#### Short problem
Pull each line holding "пленочной" out of the entries below.
□ □ □
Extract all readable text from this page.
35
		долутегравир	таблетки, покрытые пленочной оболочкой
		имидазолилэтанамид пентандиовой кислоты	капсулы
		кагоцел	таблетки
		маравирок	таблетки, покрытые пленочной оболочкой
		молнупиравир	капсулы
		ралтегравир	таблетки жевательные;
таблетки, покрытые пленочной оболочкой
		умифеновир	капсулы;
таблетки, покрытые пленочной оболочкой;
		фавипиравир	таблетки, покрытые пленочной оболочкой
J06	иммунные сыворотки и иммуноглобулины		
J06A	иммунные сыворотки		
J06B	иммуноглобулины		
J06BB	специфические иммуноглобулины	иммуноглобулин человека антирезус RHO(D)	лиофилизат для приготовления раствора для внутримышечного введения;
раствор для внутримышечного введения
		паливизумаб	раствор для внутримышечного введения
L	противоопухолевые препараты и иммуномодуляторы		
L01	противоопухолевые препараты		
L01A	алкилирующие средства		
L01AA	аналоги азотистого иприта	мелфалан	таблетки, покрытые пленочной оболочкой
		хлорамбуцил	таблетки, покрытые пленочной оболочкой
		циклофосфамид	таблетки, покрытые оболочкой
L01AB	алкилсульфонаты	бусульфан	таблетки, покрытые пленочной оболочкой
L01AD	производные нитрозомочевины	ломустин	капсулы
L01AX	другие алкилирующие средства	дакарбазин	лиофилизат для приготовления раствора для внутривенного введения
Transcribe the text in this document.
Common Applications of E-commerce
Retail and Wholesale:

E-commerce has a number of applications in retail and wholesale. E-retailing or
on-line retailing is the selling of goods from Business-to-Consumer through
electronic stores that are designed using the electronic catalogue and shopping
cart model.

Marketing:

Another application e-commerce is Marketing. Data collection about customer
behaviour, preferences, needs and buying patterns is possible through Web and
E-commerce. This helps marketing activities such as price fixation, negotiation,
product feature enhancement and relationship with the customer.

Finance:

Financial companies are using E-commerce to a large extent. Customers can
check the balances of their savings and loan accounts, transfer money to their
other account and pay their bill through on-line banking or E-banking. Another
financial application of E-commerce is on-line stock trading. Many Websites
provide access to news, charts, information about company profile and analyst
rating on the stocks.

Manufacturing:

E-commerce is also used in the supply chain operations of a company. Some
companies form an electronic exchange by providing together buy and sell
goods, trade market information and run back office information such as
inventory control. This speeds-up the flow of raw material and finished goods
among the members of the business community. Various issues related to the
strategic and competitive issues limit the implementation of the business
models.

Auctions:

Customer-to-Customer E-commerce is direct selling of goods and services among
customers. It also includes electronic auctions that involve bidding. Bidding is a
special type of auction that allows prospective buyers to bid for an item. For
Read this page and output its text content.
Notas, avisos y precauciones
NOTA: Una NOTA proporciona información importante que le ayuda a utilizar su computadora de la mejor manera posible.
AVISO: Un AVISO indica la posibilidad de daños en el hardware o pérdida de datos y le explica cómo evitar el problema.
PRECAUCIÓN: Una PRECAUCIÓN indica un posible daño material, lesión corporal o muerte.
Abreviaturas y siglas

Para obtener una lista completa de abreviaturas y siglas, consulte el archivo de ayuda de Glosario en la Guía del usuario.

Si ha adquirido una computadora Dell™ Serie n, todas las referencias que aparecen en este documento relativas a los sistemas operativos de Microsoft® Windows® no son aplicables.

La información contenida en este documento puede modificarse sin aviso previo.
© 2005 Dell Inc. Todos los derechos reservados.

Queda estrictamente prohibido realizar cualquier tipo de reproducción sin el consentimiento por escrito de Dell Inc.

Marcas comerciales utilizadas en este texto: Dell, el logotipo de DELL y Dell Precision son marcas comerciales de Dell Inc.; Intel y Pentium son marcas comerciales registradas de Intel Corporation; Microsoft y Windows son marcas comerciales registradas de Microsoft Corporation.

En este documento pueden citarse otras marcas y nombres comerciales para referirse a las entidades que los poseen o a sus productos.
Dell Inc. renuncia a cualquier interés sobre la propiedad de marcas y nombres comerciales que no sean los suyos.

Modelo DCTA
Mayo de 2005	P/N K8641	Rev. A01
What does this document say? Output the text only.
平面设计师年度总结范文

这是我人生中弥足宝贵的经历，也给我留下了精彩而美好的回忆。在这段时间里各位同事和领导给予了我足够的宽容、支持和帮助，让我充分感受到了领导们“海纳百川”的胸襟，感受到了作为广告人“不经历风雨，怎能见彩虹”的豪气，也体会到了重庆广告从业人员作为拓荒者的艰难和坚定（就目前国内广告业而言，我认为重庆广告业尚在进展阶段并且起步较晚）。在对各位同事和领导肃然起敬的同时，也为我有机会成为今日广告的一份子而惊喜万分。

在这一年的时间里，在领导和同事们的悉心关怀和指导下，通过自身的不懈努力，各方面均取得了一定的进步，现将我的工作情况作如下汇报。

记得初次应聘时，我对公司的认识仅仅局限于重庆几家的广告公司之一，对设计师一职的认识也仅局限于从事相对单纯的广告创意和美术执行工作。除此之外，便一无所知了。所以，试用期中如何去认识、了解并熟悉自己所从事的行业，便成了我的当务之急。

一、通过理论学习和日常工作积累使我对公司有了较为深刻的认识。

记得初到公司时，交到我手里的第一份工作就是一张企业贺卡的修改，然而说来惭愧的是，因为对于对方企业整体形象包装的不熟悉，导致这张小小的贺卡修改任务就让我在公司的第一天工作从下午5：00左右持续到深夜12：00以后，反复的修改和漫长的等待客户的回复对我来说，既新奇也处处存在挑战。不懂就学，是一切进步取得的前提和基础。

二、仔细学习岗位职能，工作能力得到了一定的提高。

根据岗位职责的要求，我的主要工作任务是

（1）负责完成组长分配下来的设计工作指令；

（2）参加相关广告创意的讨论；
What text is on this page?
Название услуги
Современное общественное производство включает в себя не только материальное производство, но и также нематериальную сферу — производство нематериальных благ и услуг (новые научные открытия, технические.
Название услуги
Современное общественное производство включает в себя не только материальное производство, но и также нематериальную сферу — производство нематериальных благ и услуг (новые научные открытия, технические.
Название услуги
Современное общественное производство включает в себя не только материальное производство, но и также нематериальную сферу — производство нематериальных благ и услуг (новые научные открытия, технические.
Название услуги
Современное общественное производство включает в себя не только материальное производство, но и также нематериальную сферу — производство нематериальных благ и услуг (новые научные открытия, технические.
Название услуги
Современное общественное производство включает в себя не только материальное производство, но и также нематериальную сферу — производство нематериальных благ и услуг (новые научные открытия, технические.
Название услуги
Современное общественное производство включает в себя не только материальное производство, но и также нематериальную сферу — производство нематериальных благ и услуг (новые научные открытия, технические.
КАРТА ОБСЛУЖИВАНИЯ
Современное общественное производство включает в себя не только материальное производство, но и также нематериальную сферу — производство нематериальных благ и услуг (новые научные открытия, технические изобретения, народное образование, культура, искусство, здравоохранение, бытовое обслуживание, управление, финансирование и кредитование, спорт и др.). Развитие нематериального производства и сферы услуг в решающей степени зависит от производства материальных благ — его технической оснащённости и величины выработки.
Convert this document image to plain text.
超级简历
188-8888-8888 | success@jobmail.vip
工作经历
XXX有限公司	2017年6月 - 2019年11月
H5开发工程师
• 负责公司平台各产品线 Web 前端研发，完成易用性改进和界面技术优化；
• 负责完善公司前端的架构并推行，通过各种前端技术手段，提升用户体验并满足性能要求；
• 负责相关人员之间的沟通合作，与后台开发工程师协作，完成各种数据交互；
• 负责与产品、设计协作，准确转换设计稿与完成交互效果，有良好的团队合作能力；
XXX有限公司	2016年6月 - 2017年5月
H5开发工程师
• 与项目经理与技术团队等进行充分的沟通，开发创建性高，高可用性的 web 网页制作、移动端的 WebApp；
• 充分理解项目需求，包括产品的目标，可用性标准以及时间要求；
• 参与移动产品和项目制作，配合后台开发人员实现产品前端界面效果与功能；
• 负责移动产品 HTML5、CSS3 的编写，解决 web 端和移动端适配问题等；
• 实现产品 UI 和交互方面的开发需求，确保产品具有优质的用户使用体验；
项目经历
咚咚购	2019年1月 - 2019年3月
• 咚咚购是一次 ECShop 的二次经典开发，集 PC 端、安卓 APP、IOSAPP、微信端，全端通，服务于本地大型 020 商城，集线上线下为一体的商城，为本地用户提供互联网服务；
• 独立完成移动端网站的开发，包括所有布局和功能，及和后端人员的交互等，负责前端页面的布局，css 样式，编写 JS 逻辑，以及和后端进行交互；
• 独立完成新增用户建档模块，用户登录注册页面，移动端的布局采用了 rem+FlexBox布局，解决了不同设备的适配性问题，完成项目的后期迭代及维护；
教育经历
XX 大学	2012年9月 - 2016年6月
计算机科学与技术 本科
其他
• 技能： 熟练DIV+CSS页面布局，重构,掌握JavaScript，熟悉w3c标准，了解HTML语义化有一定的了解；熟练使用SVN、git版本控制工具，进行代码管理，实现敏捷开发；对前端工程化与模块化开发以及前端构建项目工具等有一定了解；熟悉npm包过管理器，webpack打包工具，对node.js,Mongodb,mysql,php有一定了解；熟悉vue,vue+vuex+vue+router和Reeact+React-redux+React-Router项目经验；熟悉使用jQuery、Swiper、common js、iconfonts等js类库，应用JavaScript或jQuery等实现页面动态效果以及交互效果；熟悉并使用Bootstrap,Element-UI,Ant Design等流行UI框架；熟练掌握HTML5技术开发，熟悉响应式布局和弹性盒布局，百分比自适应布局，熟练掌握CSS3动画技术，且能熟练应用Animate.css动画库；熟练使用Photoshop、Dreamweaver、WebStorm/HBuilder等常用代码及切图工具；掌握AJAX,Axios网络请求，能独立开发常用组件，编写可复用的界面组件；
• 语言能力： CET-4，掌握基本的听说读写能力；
□ □ □
#### Result of the task
		долутегравир	таблетки, покрытые пленочной оболочкой
		маравирок	таблетки, покрытые пленочной оболочкой
таблетки, покрытые пленочной оболочкой
таблетки, покрытые пленочной оболочкой;
		фавипиравир	таблетки, покрытые пленочной оболочкой
L01AA	аналоги азотистого иприта	мелфалан	таблетки, покрытые пленочной оболочкой
		хлорамбуцил	таблетки, покрытые пленочной оболочкой
L01AB	алкилсульфонаты	бусульфан	таблетки, покрытые пленочной оболочкой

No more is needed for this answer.